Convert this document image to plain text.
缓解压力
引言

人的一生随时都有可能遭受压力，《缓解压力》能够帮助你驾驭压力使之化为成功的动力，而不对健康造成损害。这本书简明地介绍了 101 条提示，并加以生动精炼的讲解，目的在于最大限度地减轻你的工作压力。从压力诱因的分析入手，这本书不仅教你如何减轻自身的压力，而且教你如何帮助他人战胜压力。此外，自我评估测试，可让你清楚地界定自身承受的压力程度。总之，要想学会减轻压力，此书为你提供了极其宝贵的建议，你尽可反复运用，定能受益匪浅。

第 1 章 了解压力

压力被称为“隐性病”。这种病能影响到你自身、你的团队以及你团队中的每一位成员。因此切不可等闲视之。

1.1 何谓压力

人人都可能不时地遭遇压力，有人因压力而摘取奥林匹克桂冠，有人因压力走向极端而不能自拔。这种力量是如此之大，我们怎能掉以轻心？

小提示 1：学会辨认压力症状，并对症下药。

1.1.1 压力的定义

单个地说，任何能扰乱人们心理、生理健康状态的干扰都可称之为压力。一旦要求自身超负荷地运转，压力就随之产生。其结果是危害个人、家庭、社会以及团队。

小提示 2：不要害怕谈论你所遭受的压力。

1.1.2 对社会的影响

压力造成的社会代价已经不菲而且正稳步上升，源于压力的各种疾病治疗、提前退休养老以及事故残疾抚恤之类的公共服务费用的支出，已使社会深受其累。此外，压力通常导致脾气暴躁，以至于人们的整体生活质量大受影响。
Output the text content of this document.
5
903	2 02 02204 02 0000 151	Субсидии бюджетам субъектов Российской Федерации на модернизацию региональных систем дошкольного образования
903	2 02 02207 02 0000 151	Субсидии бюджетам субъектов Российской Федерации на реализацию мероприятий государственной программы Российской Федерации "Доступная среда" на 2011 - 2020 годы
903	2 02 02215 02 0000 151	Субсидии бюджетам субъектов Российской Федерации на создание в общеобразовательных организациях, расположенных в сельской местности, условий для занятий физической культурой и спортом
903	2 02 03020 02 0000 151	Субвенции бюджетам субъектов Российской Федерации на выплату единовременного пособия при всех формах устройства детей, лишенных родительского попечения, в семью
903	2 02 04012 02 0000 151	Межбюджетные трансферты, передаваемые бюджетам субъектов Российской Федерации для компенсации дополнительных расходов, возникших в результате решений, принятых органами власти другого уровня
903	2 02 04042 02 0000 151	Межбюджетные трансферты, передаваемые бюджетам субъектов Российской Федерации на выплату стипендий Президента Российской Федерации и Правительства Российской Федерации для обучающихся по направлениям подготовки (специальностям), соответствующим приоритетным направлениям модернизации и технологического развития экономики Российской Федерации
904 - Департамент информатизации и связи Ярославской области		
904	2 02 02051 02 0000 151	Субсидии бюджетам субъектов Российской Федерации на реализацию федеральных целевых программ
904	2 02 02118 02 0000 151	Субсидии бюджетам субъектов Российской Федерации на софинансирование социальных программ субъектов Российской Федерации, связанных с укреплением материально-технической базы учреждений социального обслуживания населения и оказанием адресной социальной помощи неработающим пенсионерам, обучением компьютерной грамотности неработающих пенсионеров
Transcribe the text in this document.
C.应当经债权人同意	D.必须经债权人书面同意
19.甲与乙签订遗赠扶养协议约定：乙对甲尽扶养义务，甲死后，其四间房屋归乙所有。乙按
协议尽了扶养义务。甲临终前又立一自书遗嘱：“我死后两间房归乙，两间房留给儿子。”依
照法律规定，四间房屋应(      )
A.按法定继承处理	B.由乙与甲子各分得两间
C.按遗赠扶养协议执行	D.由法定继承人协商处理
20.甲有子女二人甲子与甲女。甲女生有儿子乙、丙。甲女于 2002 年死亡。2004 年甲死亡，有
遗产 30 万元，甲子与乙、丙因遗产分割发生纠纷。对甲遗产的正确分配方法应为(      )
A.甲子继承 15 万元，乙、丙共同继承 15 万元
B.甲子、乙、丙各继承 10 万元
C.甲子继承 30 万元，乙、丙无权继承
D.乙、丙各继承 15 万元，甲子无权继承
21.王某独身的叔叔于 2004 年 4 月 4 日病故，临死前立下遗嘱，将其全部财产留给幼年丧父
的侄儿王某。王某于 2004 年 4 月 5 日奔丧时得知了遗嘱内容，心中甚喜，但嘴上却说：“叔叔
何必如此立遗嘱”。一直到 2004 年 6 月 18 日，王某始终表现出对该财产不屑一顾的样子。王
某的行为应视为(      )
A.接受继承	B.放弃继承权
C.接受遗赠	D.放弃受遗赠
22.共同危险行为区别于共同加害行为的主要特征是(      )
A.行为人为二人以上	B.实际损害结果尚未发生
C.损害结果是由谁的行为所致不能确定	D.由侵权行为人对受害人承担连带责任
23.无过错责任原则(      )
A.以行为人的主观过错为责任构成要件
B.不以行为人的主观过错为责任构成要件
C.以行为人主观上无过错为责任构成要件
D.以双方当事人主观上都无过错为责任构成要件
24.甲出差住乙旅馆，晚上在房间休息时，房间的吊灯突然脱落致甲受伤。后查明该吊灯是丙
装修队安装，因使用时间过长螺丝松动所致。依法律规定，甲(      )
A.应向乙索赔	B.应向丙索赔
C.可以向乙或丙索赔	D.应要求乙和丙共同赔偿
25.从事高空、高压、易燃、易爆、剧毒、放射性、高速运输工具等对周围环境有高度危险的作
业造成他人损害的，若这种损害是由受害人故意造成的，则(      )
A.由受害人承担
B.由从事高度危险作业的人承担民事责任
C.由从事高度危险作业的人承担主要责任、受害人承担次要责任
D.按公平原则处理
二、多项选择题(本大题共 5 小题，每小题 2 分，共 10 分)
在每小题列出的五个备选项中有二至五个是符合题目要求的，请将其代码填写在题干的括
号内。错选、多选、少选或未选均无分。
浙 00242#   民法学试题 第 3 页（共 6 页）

_ _ _

Aim of the task
Your task is to extract all of the records exactly.

Answer to this problem
Convert this document image to plain text.
缓解压力
引言

人的一生随时都有可能遭受压力，《缓解压力》能够帮助你驾驭压力使之化为成功的动力，而不对健康造成损害。这本书简明地介绍了 101 条提示，并加以生动精炼的讲解，目的在于最大限度地减轻你的工作压力。从压力诱因的分析入手，这本书不仅教你如何减轻自身的压力，而且教你如何帮助他人战胜压力。此外，自我评估测试，可让你清楚地界定自身承受的压力程度。总之，要想学会减轻压力，此书为你提供了极其宝贵的建议，你尽可反复运用，定能受益匪浅。

第 1 章 了解压力

压力被称为“隐性病”。这种病能影响到你自身、你的团队以及你团队中的每一位成员。因此切不可等闲视之。

1.1 何谓压力

人人都可能不时地遭遇压力，有人因压力而摘取奥林匹克桂冠，有人因压力走向极端而不能自拔。这种力量是如此之大，我们怎能掉以轻心？

小提示 1：学会辨认压力症状，并对症下药。

1.1.1 压力的定义

单个地说，任何能扰乱人们心理、生理健康状态的干扰都可称之为压力。一旦要求自身超负荷地运转，压力就随之产生。其结果是危害个人、家庭、社会以及团队。

小提示 2：不要害怕谈论你所遭受的压力。

1.1.2 对社会的影响

压力造成的社会代价已经不菲而且正稳步上升，源于压力的各种疾病治疗、提前退休养老以及事故残疾抚恤之类的公共服务费用的支出，已使社会深受其累。此外，压力通常导致脾气暴躁，以至于人们的整体生活质量大受影响。
Output the text content of this document.
5
903	2 02 02204 02 0000 151	Субсидии бюджетам субъектов Российской Федерации на модернизацию региональных систем дошкольного образования
903	2 02 02207 02 0000 151	Субсидии бюджетам субъектов Российской Федерации на реализацию мероприятий государственной программы Российской Федерации "Доступная среда" на 2011 - 2020 годы
903	2 02 02215 02 0000 151	Субсидии бюджетам субъектов Российской Федерации на создание в общеобразовательных организациях, расположенных в сельской местности, условий для занятий физической культурой и спортом
903	2 02 03020 02 0000 151	Субвенции бюджетам субъектов Российской Федерации на выплату единовременного пособия при всех формах устройства детей, лишенных родительского попечения, в семью
903	2 02 04012 02 0000 151	Межбюджетные трансферты, передаваемые бюджетам субъектов Российской Федерации для компенсации дополнительных расходов, возникших в результате решений, принятых органами власти другого уровня
903	2 02 04042 02 0000 151	Межбюджетные трансферты, передаваемые бюджетам субъектов Российской Федерации на выплату стипендий Президента Российской Федерации и Правительства Российской Федерации для обучающихся по направлениям подготовки (специальностям), соответствующим приоритетным направлениям модернизации и технологического развития экономики Российской Федерации
904 - Департамент информатизации и связи Ярославской области		
904	2 02 02051 02 0000 151	Субсидии бюджетам субъектов Российской Федерации на реализацию федеральных целевых программ
904	2 02 02118 02 0000 151	Субсидии бюджетам субъектов Российской Федерации на софинансирование социальных программ субъектов Российской Федерации, связанных с укреплением материально-технической базы учреждений социального обслуживания населения и оказанием адресной социальной помощи неработающим пенсионерам, обучением компьютерной грамотности неработающих пенсионеров
Transcribe the text in this document.
C.应当经债权人同意	D.必须经债权人书面同意
19.甲与乙签订遗赠扶养协议约定：乙对甲尽扶养义务，甲死后，其四间房屋归乙所有。乙按
协议尽了扶养义务。甲临终前又立一自书遗嘱：“我死后两间房归乙，两间房留给儿子。”依
照法律规定，四间房屋应(      )
A.按法定继承处理	B.由乙与甲子各分得两间
C.按遗赠扶养协议执行	D.由法定继承人协商处理
20.甲有子女二人甲子与甲女。甲女生有儿子乙、丙。甲女于 2002 年死亡。2004 年甲死亡，有
遗产 30 万元，甲子与乙、丙因遗产分割发生纠纷。对甲遗产的正确分配方法应为(      )
A.甲子继承 15 万元，乙、丙共同继承 15 万元
B.甲子、乙、丙各继承 10 万元
C.甲子继承 30 万元，乙、丙无权继承
D.乙、丙各继承 15 万元，甲子无权继承
21.王某独身的叔叔于 2004 年 4 月 4 日病故，临死前立下遗嘱，将其全部财产留给幼年丧父
的侄儿王某。王某于 2004 年 4 月 5 日奔丧时得知了遗嘱内容，心中甚喜，但嘴上却说：“叔叔
何必如此立遗嘱”。一直到 2004 年 6 月 18 日，王某始终表现出对该财产不屑一顾的样子。王
某的行为应视为(      )
A.接受继承	B.放弃继承权
C.接受遗赠	D.放弃受遗赠
22.共同危险行为区别于共同加害行为的主要特征是(      )
A.行为人为二人以上	B.实际损害结果尚未发生
C.损害结果是由谁的行为所致不能确定	D.由侵权行为人对受害人承担连带责任
23.无过错责任原则(      )
A.以行为人的主观过错为责任构成要件
B.不以行为人的主观过错为责任构成要件
C.以行为人主观上无过错为责任构成要件
D.以双方当事人主观上都无过错为责任构成要件
24.甲出差住乙旅馆，晚上在房间休息时，房间的吊灯突然脱落致甲受伤。后查明该吊灯是丙
装修队安装，因使用时间过长螺丝松动所致。依法律规定，甲(      )
A.应向乙索赔	B.应向丙索赔
C.可以向乙或丙索赔	D.应要求乙和丙共同赔偿
25.从事高空、高压、易燃、易爆、剧毒、放射性、高速运输工具等对周围环境有高度危险的作
业造成他人损害的，若这种损害是由受害人故意造成的，则(      )
A.由受害人承担
B.由从事高度危险作业的人承担民事责任
C.由从事高度危险作业的人承担主要责任、受害人承担次要责任
D.按公平原则处理
二、多项选择题(本大题共 5 小题，每小题 2 分，共 10 分)
在每小题列出的五个备选项中有二至五个是符合题目要求的，请将其代码填写在题干的括
号内。错选、多选、少选或未选均无分。
浙 00242#   民法学试题 第 3 页（共 6 页）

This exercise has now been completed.